━━ Records shown

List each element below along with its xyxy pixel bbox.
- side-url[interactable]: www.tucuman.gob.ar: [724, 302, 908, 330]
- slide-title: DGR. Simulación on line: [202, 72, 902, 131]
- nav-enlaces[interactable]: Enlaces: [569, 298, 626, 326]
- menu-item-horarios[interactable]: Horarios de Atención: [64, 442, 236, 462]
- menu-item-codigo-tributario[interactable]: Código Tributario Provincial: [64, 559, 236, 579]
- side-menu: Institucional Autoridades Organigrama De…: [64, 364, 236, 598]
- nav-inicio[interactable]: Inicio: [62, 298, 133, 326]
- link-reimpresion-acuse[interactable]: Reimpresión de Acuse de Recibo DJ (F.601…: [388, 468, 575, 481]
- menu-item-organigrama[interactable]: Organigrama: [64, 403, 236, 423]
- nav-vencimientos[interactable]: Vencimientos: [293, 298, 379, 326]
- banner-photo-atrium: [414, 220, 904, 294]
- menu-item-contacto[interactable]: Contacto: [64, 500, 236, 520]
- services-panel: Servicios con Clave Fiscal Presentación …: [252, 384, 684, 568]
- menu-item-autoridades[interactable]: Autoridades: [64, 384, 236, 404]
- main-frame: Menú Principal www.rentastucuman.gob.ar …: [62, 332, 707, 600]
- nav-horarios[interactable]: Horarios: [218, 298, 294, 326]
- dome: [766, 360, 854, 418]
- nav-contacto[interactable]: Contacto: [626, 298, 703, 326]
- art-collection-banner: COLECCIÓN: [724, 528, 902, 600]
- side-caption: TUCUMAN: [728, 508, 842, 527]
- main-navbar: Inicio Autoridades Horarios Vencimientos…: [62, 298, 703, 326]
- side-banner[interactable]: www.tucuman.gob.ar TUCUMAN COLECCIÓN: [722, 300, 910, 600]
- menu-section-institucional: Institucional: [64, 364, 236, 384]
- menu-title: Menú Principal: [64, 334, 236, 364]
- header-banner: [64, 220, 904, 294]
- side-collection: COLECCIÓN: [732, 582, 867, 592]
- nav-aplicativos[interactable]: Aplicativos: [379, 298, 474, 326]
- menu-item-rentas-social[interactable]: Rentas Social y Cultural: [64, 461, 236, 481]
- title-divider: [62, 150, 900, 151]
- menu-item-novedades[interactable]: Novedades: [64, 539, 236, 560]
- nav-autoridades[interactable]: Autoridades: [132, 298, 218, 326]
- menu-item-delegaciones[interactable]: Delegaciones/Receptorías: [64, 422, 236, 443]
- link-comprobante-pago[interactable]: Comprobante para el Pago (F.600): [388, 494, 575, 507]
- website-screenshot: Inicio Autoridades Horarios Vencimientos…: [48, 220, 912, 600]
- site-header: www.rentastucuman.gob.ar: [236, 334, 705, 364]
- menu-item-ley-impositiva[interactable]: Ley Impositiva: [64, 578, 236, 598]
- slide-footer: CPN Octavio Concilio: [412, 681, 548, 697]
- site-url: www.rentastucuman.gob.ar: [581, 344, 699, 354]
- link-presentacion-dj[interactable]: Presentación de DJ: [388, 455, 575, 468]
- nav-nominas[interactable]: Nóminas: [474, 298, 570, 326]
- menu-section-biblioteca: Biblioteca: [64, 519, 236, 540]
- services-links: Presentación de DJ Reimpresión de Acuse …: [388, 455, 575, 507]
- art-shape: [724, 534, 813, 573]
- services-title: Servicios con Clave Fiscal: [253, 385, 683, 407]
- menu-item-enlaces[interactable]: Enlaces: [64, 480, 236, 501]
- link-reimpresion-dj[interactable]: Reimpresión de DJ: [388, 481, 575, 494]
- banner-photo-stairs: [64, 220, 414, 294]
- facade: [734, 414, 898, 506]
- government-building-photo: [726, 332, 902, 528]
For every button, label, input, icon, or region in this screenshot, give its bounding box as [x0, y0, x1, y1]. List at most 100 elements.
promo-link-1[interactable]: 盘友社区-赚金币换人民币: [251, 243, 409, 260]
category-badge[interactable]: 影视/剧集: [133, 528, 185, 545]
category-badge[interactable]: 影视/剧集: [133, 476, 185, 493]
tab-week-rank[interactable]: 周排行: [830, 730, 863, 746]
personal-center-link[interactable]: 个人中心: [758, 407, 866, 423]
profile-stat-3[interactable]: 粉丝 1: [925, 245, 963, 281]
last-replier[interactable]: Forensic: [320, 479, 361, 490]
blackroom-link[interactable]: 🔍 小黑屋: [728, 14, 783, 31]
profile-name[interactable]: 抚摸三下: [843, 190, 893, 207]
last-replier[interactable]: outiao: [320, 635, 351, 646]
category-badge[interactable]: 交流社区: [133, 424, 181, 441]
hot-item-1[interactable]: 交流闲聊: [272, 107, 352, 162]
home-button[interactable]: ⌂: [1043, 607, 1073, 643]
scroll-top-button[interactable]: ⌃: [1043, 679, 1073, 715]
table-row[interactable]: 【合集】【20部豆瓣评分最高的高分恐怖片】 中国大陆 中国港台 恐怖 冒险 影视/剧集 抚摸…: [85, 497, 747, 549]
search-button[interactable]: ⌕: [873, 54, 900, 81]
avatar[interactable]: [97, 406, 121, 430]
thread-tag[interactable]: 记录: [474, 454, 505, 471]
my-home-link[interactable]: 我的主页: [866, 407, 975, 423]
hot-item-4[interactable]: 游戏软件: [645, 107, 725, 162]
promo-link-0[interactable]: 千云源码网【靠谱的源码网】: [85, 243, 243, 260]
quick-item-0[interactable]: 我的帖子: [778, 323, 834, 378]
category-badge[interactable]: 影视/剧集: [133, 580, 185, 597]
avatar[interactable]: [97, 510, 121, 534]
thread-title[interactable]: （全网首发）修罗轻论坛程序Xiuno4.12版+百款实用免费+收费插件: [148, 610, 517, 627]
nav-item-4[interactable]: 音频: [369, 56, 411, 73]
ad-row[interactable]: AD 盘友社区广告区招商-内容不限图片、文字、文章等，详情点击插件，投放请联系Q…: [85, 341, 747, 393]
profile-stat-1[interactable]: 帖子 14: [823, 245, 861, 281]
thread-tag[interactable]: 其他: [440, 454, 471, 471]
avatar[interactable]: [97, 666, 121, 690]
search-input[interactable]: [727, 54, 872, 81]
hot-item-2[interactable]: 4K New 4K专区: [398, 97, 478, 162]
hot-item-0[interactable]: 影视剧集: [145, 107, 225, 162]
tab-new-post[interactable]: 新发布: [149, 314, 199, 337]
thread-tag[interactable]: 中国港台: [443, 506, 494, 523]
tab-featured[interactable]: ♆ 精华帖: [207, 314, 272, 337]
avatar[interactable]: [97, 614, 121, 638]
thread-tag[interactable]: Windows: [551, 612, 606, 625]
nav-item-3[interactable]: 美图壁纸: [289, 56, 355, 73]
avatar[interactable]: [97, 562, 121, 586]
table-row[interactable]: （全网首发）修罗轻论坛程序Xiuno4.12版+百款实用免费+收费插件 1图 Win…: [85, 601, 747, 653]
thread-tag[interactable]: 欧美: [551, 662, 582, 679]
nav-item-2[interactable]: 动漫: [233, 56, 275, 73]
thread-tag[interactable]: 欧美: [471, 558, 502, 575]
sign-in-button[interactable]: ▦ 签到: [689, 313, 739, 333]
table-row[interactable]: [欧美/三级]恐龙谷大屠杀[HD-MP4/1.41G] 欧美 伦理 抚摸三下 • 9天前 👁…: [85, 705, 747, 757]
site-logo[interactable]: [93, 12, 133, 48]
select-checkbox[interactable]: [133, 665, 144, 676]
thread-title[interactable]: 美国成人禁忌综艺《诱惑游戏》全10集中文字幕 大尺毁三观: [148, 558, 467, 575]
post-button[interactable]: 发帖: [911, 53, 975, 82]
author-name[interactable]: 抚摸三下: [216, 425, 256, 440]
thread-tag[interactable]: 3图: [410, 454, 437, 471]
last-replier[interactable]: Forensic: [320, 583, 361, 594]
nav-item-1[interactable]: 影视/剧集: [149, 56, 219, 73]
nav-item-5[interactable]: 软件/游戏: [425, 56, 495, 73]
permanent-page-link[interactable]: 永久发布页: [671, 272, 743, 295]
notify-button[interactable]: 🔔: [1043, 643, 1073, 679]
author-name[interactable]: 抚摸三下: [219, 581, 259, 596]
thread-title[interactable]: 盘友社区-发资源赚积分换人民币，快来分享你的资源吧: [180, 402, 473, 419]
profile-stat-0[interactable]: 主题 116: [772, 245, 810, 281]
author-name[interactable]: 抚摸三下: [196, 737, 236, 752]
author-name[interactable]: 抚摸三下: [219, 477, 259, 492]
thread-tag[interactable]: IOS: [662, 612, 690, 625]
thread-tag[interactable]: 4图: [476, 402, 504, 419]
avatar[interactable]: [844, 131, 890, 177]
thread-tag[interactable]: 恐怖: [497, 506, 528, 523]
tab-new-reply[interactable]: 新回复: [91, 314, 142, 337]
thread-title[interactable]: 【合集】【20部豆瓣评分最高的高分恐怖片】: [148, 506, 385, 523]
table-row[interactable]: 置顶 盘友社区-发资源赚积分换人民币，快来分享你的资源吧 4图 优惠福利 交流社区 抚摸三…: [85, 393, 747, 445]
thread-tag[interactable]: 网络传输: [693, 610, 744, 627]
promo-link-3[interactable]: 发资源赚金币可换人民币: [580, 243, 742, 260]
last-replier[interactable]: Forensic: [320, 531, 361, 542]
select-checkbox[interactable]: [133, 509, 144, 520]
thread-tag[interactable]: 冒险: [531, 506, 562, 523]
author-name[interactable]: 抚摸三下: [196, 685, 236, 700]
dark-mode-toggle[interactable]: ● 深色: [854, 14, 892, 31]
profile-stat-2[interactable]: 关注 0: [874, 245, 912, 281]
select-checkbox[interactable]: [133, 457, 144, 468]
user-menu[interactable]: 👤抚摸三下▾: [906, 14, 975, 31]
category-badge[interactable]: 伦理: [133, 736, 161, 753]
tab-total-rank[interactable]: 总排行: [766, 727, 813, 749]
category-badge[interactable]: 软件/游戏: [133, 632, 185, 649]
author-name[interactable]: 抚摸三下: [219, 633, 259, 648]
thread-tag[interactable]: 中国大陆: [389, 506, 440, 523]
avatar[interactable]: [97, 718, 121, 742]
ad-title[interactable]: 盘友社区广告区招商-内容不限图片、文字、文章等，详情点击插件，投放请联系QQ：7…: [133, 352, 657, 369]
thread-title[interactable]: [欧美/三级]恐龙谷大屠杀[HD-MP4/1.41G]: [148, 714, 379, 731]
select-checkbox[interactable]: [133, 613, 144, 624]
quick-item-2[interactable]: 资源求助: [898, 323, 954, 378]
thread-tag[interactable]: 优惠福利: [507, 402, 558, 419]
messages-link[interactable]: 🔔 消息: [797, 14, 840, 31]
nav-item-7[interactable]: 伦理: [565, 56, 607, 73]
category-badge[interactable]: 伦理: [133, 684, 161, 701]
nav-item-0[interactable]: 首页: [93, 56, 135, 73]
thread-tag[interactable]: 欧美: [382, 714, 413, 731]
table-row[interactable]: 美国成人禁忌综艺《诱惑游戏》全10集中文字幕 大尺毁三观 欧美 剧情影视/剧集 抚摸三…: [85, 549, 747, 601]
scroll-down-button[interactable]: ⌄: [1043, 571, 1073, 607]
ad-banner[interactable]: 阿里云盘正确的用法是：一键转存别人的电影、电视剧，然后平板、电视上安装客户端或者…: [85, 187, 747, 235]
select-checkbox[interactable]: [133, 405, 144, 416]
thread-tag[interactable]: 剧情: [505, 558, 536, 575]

━━━━

# Exercise brief:
Can you copy out the rows above, starting from the very first line and ending with the line that contains "- nav-inicio[interactable]: Inicio: [62, 298, 133, 326]", with both ends included and every character unchanged?

# Answer to the exercise:
List each element below along with its xyxy pixel bbox.
- side-url[interactable]: www.tucuman.gob.ar: [724, 302, 908, 330]
- slide-title: DGR. Simulación on line: [202, 72, 902, 131]
- nav-enlaces[interactable]: Enlaces: [569, 298, 626, 326]
- menu-item-horarios[interactable]: Horarios de Atención: [64, 442, 236, 462]
- menu-item-codigo-tributario[interactable]: Código Tributario Provincial: [64, 559, 236, 579]
- side-menu: Institucional Autoridades Organigrama De…: [64, 364, 236, 598]
- nav-inicio[interactable]: Inicio: [62, 298, 133, 326]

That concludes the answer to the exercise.